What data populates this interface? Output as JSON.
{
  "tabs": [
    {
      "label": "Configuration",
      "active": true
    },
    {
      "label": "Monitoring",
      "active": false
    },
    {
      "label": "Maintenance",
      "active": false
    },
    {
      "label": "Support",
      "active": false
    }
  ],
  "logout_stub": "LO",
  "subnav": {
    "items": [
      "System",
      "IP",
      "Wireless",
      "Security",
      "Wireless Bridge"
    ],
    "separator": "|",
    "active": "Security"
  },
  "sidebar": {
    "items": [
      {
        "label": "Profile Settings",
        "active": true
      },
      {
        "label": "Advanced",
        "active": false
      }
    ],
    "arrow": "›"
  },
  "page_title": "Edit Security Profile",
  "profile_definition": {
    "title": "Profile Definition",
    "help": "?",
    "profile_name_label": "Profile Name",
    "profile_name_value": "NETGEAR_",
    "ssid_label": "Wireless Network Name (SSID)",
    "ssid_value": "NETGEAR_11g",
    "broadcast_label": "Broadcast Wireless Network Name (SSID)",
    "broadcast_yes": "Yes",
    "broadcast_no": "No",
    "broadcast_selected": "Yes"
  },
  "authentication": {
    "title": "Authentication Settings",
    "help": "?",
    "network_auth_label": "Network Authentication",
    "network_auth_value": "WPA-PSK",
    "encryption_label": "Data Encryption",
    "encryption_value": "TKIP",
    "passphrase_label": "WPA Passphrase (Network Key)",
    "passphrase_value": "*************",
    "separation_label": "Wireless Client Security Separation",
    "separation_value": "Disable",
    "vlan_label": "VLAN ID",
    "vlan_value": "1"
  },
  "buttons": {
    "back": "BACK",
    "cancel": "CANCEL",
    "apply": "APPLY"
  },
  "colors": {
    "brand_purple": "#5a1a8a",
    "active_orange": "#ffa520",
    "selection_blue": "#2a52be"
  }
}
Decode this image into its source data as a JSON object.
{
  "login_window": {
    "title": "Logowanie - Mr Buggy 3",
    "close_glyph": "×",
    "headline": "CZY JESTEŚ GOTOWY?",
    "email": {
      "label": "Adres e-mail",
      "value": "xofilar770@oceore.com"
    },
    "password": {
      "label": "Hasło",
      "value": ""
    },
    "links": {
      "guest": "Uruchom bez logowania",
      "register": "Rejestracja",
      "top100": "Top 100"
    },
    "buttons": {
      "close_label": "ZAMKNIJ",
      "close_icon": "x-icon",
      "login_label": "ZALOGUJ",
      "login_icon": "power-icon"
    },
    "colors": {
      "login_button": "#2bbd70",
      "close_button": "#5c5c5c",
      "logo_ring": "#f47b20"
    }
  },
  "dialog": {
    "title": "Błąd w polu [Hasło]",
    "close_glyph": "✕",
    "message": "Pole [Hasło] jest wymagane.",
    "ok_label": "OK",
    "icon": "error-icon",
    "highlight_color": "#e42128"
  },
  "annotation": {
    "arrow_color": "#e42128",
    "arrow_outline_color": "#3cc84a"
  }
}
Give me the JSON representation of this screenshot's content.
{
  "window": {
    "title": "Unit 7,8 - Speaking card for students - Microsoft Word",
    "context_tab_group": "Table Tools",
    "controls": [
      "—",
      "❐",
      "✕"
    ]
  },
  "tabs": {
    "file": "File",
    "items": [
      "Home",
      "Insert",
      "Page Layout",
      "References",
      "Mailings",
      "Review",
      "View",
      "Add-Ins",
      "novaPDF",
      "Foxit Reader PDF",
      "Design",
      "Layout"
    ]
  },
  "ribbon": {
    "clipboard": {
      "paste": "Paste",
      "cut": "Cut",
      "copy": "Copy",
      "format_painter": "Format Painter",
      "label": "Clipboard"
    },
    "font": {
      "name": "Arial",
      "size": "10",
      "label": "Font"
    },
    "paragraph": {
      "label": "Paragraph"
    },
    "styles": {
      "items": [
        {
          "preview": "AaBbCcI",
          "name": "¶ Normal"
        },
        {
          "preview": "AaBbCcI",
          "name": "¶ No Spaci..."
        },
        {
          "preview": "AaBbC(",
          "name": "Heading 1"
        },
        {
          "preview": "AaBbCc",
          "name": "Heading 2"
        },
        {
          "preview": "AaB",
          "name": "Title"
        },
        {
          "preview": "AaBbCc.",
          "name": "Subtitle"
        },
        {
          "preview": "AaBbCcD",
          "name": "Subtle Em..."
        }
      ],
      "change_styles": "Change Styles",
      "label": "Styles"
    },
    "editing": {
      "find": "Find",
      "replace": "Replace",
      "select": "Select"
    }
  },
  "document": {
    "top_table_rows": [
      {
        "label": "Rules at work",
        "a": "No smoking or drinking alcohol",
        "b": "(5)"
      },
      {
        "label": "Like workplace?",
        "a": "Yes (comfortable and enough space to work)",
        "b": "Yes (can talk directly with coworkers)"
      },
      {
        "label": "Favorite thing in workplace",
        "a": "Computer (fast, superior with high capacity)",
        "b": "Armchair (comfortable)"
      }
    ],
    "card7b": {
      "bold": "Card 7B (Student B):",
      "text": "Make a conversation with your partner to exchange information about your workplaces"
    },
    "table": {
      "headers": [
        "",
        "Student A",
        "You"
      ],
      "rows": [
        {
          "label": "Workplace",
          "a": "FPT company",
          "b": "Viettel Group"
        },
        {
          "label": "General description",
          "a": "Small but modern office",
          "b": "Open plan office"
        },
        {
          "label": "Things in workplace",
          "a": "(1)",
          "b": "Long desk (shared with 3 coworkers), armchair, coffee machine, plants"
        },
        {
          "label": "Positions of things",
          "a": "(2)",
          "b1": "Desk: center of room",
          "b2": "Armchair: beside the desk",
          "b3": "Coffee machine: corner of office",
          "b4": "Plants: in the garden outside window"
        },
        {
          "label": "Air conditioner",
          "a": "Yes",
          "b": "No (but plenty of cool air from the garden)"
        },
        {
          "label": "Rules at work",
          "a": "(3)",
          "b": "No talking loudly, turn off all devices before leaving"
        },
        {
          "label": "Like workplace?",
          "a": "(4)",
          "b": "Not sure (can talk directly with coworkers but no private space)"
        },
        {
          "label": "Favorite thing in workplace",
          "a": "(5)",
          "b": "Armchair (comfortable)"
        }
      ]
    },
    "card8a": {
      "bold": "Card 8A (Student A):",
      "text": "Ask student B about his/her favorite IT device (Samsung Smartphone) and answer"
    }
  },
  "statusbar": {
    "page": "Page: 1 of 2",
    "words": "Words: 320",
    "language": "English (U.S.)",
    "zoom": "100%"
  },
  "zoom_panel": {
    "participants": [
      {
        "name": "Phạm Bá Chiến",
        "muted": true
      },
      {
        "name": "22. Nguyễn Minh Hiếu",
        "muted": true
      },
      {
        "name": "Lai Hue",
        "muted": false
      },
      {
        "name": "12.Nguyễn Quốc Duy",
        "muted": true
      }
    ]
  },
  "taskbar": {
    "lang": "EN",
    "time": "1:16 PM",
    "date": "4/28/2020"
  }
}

◆ REQUIREMENTS ◆
From the preceding material, extract every line exactly.

◆ THE OUTPUT ◆
What data populates this interface? Output as JSON.
{
  "tabs": [
    {
      "label": "Configuration",
      "active": true
    },
    {
      "label": "Monitoring",
      "active": false
    },
    {
      "label": "Maintenance",
      "active": false
    },
    {
      "label": "Support",
      "active": false
    }
  ],
  "logout_stub": "LO",
  "subnav": {
    "items": [
      "System",
      "IP",
      "Wireless",
      "Security",
      "Wireless Bridge"
    ],
    "separator": "|",
    "active": "Security"
  },
  "sidebar": {
    "items": [
      {
        "label": "Profile Settings",
        "active": true
      },
      {
        "label": "Advanced",
        "active": false
      }
    ],
    "arrow": "›"
  },
  "page_title": "Edit Security Profile",
  "profile_definition": {
    "title": "Profile Definition",
    "help": "?",
    "profile_name_label": "Profile Name",
    "profile_name_value": "NETGEAR_",
    "ssid_label": "Wireless Network Name (SSID)",
    "ssid_value": "NETGEAR_11g",
    "broadcast_label": "Broadcast Wireless Network Name (SSID)",
    "broadcast_yes": "Yes",
    "broadcast_no": "No",
    "broadcast_selected": "Yes"
  },
  "authentication": {
    "title": "Authentication Settings",
    "help": "?",
    "network_auth_label": "Network Authentication",
    "network_auth_value": "WPA-PSK",
    "encryption_label": "Data Encryption",
    "encryption_value": "TKIP",
    "passphrase_label": "WPA Passphrase (Network Key)",
    "passphrase_value": "*************",
    "separation_label": "Wireless Client Security Separation",
    "separation_value": "Disable",
    "vlan_label": "VLAN ID",
    "vlan_value": "1"
  },
  "buttons": {
    "back": "BACK",
    "cancel": "CANCEL",
    "apply": "APPLY"
  },
  "colors": {
    "brand_purple": "#5a1a8a",
    "active_orange": "#ffa520",
    "selection_blue": "#2a52be"
  }
}
Decode this image into its source data as a JSON object.
{
  "login_window": {
    "title": "Logowanie - Mr Buggy 3",
    "close_glyph": "×",
    "headline": "CZY JESTEŚ GOTOWY?",
    "email": {
      "label": "Adres e-mail",
      "value": "xofilar770@oceore.com"
    },
    "password": {
      "label": "Hasło",
      "value": ""
    },
    "links": {
      "guest": "Uruchom bez logowania",
      "register": "Rejestracja",
      "top100": "Top 100"
    },
    "buttons": {
      "close_label": "ZAMKNIJ",
      "close_icon": "x-icon",
      "login_label": "ZALOGUJ",
      "login_icon": "power-icon"
    },
    "colors": {
      "login_button": "#2bbd70",
      "close_button": "#5c5c5c",
      "logo_ring": "#f47b20"
    }
  },
  "dialog": {
    "title": "Błąd w polu [Hasło]",
    "close_glyph": "✕",
    "message": "Pole [Hasło] jest wymagane.",
    "ok_label": "OK",
    "icon": "error-icon",
    "highlight_color": "#e42128"
  },
  "annotation": {
    "arrow_color": "#e42128",
    "arrow_outline_color": "#3cc84a"
  }
}
Give me the JSON representation of this screenshot's content.
{
  "window": {
    "title": "Unit 7,8 - Speaking card for students - Microsoft Word",
    "context_tab_group": "Table Tools",
    "controls": [
      "—",
      "❐",
      "✕"
    ]
  },
  "tabs": {
    "file": "File",
    "items": [
      "Home",
      "Insert",
      "Page Layout",
      "References",
      "Mailings",
      "Review",
      "View",
      "Add-Ins",
      "novaPDF",
      "Foxit Reader PDF",
      "Design",
      "Layout"
    ]
  },
  "ribbon": {
    "clipboard": {
      "paste": "Paste",
      "cut": "Cut",
      "copy": "Copy",
      "format_painter": "Format Painter",
      "label": "Clipboard"
    },
    "font": {
      "name": "Arial",
      "size": "10",
      "label": "Font"
    },
    "paragraph": {
      "label": "Paragraph"
    },
    "styles": {
      "items": [
        {
          "preview": "AaBbCcI",
          "name": "¶ Normal"
        },
        {
          "preview": "AaBbCcI",
          "name": "¶ No Spaci..."
        },
        {
          "preview": "AaBbC(",
          "name": "Heading 1"
        },
        {
          "preview": "AaBbCc",
          "name": "Heading 2"
        },
        {
          "preview": "AaB",
          "name": "Title"
        },
        {
          "preview": "AaBbCc.",
          "name": "Subtitle"
        },
        {
          "preview": "AaBbCcD",
          "name": "Subtle Em..."
        }
      ],
      "change_styles": "Change Styles",
      "label": "Styles"
    },
    "editing": {
      "find": "Find",
      "replace": "Replace",
      "select": "Select"
    }
  },
  "document": {
    "top_table_rows": [
      {
        "label": "Rules at work",
        "a": "No smoking or drinking alcohol",
        "b": "(5)"
      },
      {
        "label": "Like workplace?",
        "a": "Yes (comfortable and enough space to work)",
        "b": "Yes (can talk directly with coworkers)"
      },
      {
        "label": "Favorite thing in workplace",
        "a": "Computer (fast, superior with high capacity)",
        "b": "Armchair (comfortable)"
      }
    ],
    "card7b": {
      "bold": "Card 7B (Student B):",
      "text": "Make a conversation with your partner to exchange information about your workplaces"
    },
    "table": {
      "headers": [
        "",
        "Student A",
        "You"
      ],
      "rows": [
        {
          "label": "Workplace",
          "a": "FPT company",
          "b": "Viettel Group"
        },
        {
          "label": "General description",
          "a": "Small but modern office",
          "b": "Open plan office"
        },
        {
          "label": "Things in workplace",
          "a": "(1)",
          "b": "Long desk (shared with 3 coworkers), armchair, coffee machine, plants"
        },
        {
          "label": "Positions of things",
          "a": "(2)",
          "b1": "Desk: center of room",
          "b2": "Armchair: beside the desk",
          "b3": "Coffee machine: corner of office",
          "b4": "Plants: in the garden outside window"
        },
        {
          "label": "Air conditioner",
          "a": "Yes",
          "b": "No (but plenty of cool air from the garden)"
        },
        {
          "label": "Rules at work",
          "a": "(3)",
          "b": "No talking loudly, turn off all devices before leaving"
        },
        {
          "label": "Like workplace?",
          "a": "(4)",
          "b": "Not sure (can talk directly with coworkers but no private space)"
        },
        {
          "label": "Favorite thing in workplace",
          "a": "(5)",
          "b": "Armchair (comfortable)"
        }
      ]
    },
    "card8a": {
      "bold": "Card 8A (Student A):",
      "text": "Ask student B about his/her favorite IT device (Samsung Smartphone) and answer"
    }
  },
  "statusbar": {
    "page": "Page: 1 of 2",
    "words": "Words: 320",
    "language": "English (U.S.)",
    "zoom": "100%"
  },
  "zoom_panel": {
    "participants": [
      {
        "name": "Phạm Bá Chiến",
        "muted": true
      },
      {
        "name": "22. Nguyễn Minh Hiếu",
        "muted": true
      },
      {
        "name": "Lai Hue",
        "muted": false
      },
      {
        "name": "12.Nguyễn Quốc Duy",
        "muted": true
      }
    ]
  },
  "taskbar": {
    "lang": "EN",
    "time": "1:16 PM",
    "date": "4/28/2020"
  }
}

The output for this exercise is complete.